## begin Information provided

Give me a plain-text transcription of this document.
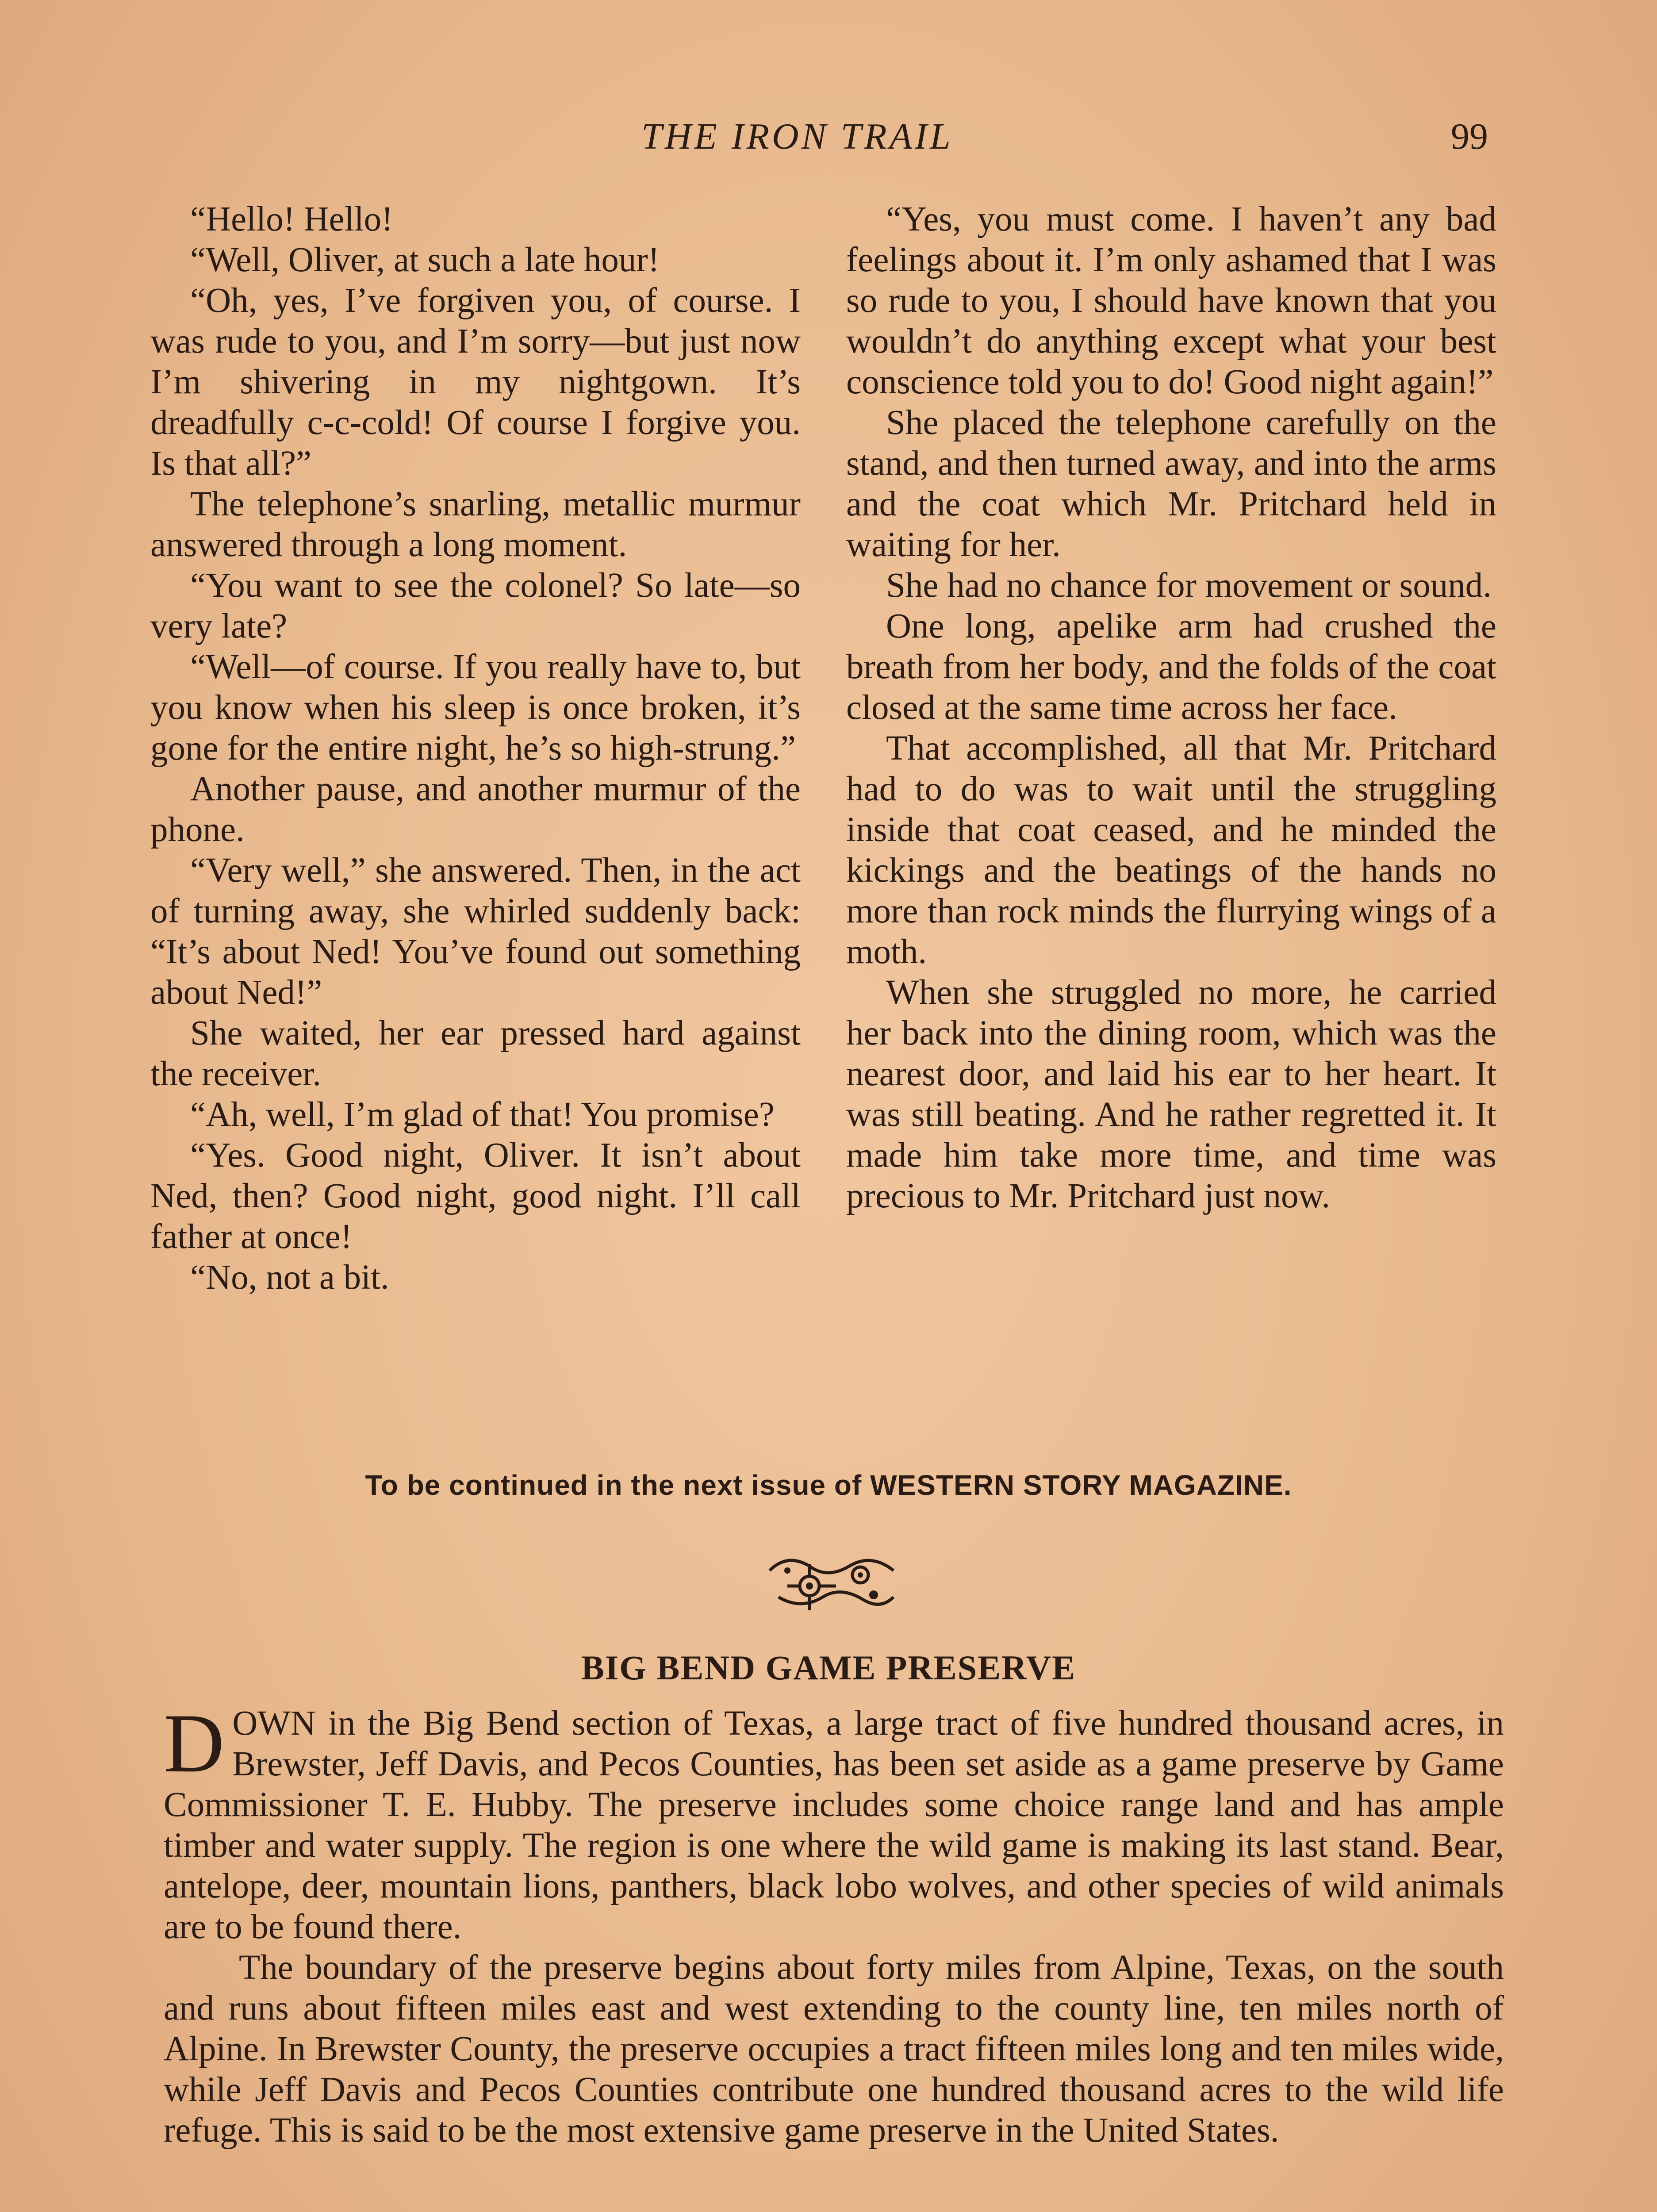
THE IRON TRAIL	99

“Hello! Hello!

“Well, Oliver, at such a late hour!

“Oh, yes, I’ve forgiven you, of course. I was rude to you, and I’m sorry—but just now I’m shivering in my nightgown. It’s dreadfully c-c-cold! Of course I forgive you. Is that all?”

The telephone’s snarling, metallic murmur answered through a long moment.

“You want to see the colonel? So late—so very late?

“Well—of course. If you really have to, but you know when his sleep is once broken, it’s gone for the entire night, he’s so high-strung.”

Another pause, and another murmur of the phone.

“Very well,” she answered. Then, in the act of turning away, she whirled suddenly back: “It’s about Ned! You’ve found out something about Ned!”

She waited, her ear pressed hard against the receiver.

“Ah, well, I’m glad of that! You promise?

“Yes. Good night, Oliver. It isn’t about Ned, then? Good night, good night. I’ll call father at once!

“No, not a bit.

“Yes, you must come. I haven’t any bad feelings about it. I’m only ashamed that I was so rude to you, I should have known that you wouldn’t do anything except what your best conscience told you to do! Good night again!”

She placed the telephone carefully on the stand, and then turned away, and into the arms and the coat which Mr. Pritchard held in waiting for her.

She had no chance for movement or sound.

One long, apelike arm had crushed the breath from her body, and the folds of the coat closed at the same time across her face.

That accomplished, all that Mr. Pritchard had to do was to wait until the struggling inside that coat ceased, and he minded the kickings and the beatings of the hands no more than rock minds the flurrying wings of a moth.

When she struggled no more, he carried her back into the dining room, which was the nearest door, and laid his ear to her heart. It was still beating. And he rather regretted it. It made him take more time, and time was precious to Mr. Pritchard just now.

To be continued in the next issue of WESTERN STORY MAGAZINE.
BIG BEND GAME PRESERVE

DOWN in the Big Bend section of Texas, a large tract of five hundred thousand acres, in Brewster, Jeff Davis, and Pecos Counties, has been set aside as a game preserve by Game Commissioner T. E. Hubby. The preserve includes some choice range land and has ample timber and water supply. The region is one where the wild game is making its last stand. Bear, antelope, deer, mountain lions, panthers, black lobo wolves, and other species of wild animals are to be found there.

The boundary of the preserve begins about forty miles from Alpine, Texas, on the south and runs about fifteen miles east and west extending to the county line, ten miles north of Alpine. In Brewster County, the preserve occupies a tract fifteen miles long and ten miles wide, while Jeff Davis and Pecos Counties contribute one hundred thousand acres to the wild life refuge. This is said to be the most extensive game preserve in the United States.
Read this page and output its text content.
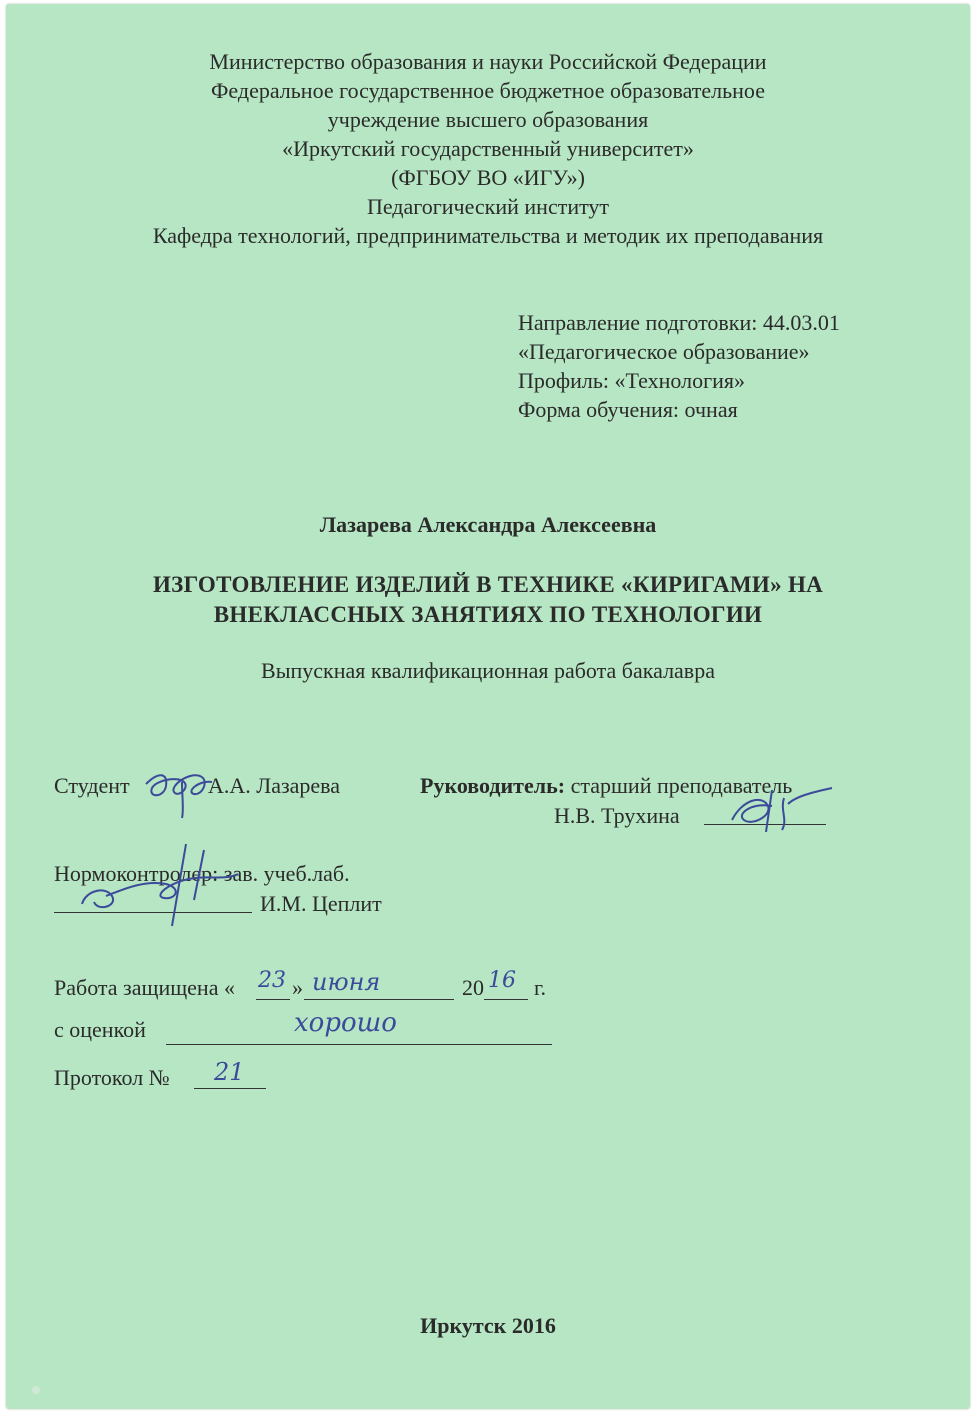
Министерство образования и науки Российской Федерации
Федеральное государственное бюджетное образовательное
учреждение высшего образования
«Иркутский государственный университет»
(ФГБОУ ВО «ИГУ»)
Педагогический институт
Кафедра технологий, предпринимательства и методик их преподавания
Направление подготовки: 44.03.01
«Педагогическое образование»
Профиль: «Технология»
Форма обучения: очная
Лазарева Александра Алексеевна
ИЗГОТОВЛЕНИЕ ИЗДЕЛИЙ В ТЕХНИКЕ «КИРИГАМИ» НА
ВНЕКЛАССНЫХ ЗАНЯТИЯХ ПО ТЕХНОЛОГИИ
Выпускная квалификационная работа бакалавра
Студент	А.А. Лазарева	Руководитель: старший преподаватель
Н.В. Трухина
Нормоконтролер: зав. учеб.лаб.
И.М. Цеплит
Работа защищена « 23 » июня	20 16 г.
с оценкой	хорошо
Протокол № 21
Иркутск 2016
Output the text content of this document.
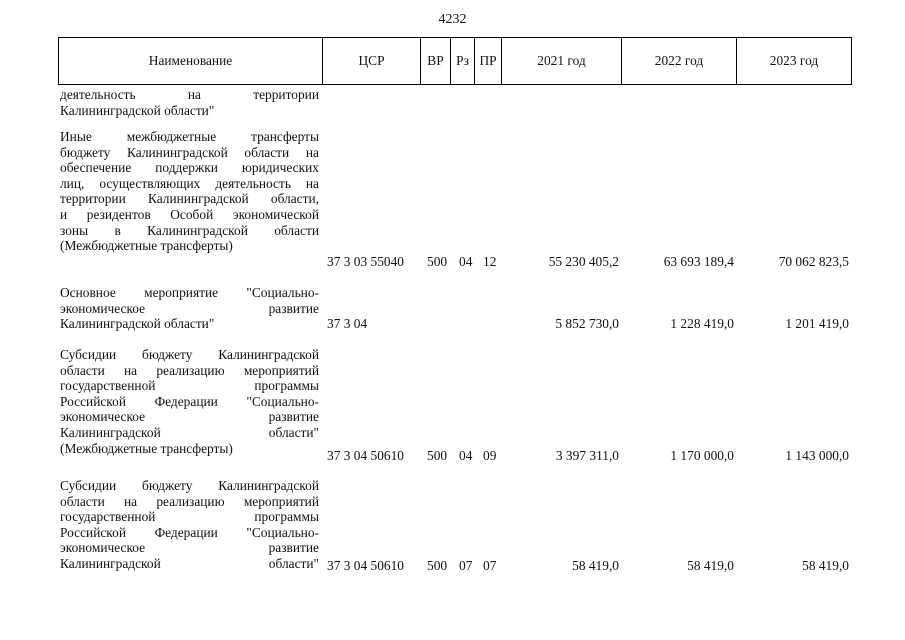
4232
Наименование	ЦСР	ВР Рз ПР	2021 год	2022 год	2023 год
деятельность на территории
Калининградской области"
Иные межбюджетные трансферты
бюджету Калининградской области на
обеспечение поддержки юридических
лиц, осуществляющих деятельность на
территории Калининградской области,
и резидентов Особой экономической
зоны в Калининградской области
(Межбюджетные трансферты)
37 3 03 55040 500 04 12	55 230 405,2	63 693 189,4	70 062 823,5
Основное мероприятие "Социально-
экономическое развитие
Калининградской области"	37 3 04	5 852 730,0	1 228 419,0	1 201 419,0
Субсидии бюджету Калининградской
области на реализацию мероприятий
государственной программы
Российской Федерации "Социально-
экономическое развитие
Калининградской области"
(Межбюджетные трансферты)	37 3 04 50610 500 04 09	3 397 311,0	1 170 000,0	1 143 000,0
Субсидии бюджету Калининградской
области на реализацию мероприятий
государственной программы
Российской Федерации "Социально-
экономическое развитие
Калининградской области" 37 3 04 50610 500 07 07	58 419,0	58 419,0	58 419,0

## end Information provided

#### Requirement
Exclude the pictures and transcribe all of the entries exactly.

#### Result of this exercise
Give me a plain-text transcription of this document.
THE IRON TRAIL	99

“Hello! Hello!

“Well, Oliver, at such a late hour!

“Oh, yes, I’ve forgiven you, of course. I was rude to you, and I’m sorry—but just now I’m shivering in my nightgown. It’s dreadfully c-c-cold! Of course I forgive you. Is that all?”

The telephone’s snarling, metallic murmur answered through a long moment.

“You want to see the colonel? So late—so very late?

“Well—of course. If you really have to, but you know when his sleep is once broken, it’s gone for the entire night, he’s so high-strung.”

Another pause, and another murmur of the phone.

“Very well,” she answered. Then, in the act of turning away, she whirled suddenly back: “It’s about Ned! You’ve found out something about Ned!”

She waited, her ear pressed hard against the receiver.

“Ah, well, I’m glad of that! You promise?

“Yes. Good night, Oliver. It isn’t about Ned, then? Good night, good night. I’ll call father at once!

“No, not a bit.

“Yes, you must come. I haven’t any bad feelings about it. I’m only ashamed that I was so rude to you, I should have known that you wouldn’t do anything except what your best conscience told you to do! Good night again!”

She placed the telephone carefully on the stand, and then turned away, and into the arms and the coat which Mr. Pritchard held in waiting for her.

She had no chance for movement or sound.

One long, apelike arm had crushed the breath from her body, and the folds of the coat closed at the same time across her face.

That accomplished, all that Mr. Pritchard had to do was to wait until the struggling inside that coat ceased, and he minded the kickings and the beatings of the hands no more than rock minds the flurrying wings of a moth.

When she struggled no more, he carried her back into the dining room, which was the nearest door, and laid his ear to her heart. It was still beating. And he rather regretted it. It made him take more time, and time was precious to Mr. Pritchard just now.

To be continued in the next issue of WESTERN STORY MAGAZINE.
BIG BEND GAME PRESERVE

DOWN in the Big Bend section of Texas, a large tract of five hundred thousand acres, in Brewster, Jeff Davis, and Pecos Counties, has been set aside as a game preserve by Game Commissioner T. E. Hubby. The preserve includes some choice range land and has ample timber and water supply. The region is one where the wild game is making its last stand. Bear, antelope, deer, mountain lions, panthers, black lobo wolves, and other species of wild animals are to be found there.

The boundary of the preserve begins about forty miles from Alpine, Texas, on the south and runs about fifteen miles east and west extending to the county line, ten miles north of Alpine. In Brewster County, the preserve occupies a tract fifteen miles long and ten miles wide, while Jeff Davis and Pecos Counties contribute one hundred thousand acres to the wild life refuge. This is said to be the most extensive game preserve in the United States.
Read this page and output its text content.
Министерство образования и науки Российской Федерации
Федеральное государственное бюджетное образовательное
учреждение высшего образования
«Иркутский государственный университет»
(ФГБОУ ВО «ИГУ»)
Педагогический институт
Кафедра технологий, предпринимательства и методик их преподавания
Направление подготовки: 44.03.01
«Педагогическое образование»
Профиль: «Технология»
Форма обучения: очная
Лазарева Александра Алексеевна
ИЗГОТОВЛЕНИЕ ИЗДЕЛИЙ В ТЕХНИКЕ «КИРИГАМИ» НА
ВНЕКЛАССНЫХ ЗАНЯТИЯХ ПО ТЕХНОЛОГИИ
Выпускная квалификационная работа бакалавра
Студент	А.А. Лазарева	Руководитель: старший преподаватель
Н.В. Трухина
Нормоконтролер: зав. учеб.лаб.
И.М. Цеплит
Работа защищена « 23 » июня	20 16 г.
с оценкой	хорошо
Протокол № 21
Иркутск 2016
Output the text content of this document.
4232
Наименование	ЦСР	ВР Рз ПР	2021 год	2022 год	2023 год
деятельность на территории
Калининградской области"
Иные межбюджетные трансферты
бюджету Калининградской области на
обеспечение поддержки юридических
лиц, осуществляющих деятельность на
территории Калининградской области,
и резидентов Особой экономической
зоны в Калининградской области
(Межбюджетные трансферты)
37 3 03 55040 500 04 12	55 230 405,2	63 693 189,4	70 062 823,5
Основное мероприятие "Социально-
экономическое развитие
Калининградской области"	37 3 04	5 852 730,0	1 228 419,0	1 201 419,0
Субсидии бюджету Калининградской
области на реализацию мероприятий
государственной программы
Российской Федерации "Социально-
экономическое развитие
Калининградской области"
(Межбюджетные трансферты)	37 3 04 50610 500 04 09	3 397 311,0	1 170 000,0	1 143 000,0
Субсидии бюджету Калининградской
области на реализацию мероприятий
государственной программы
Российской Федерации "Социально-
экономическое развитие
Калининградской области" 37 3 04 50610 500 07 07	58 419,0	58 419,0	58 419,0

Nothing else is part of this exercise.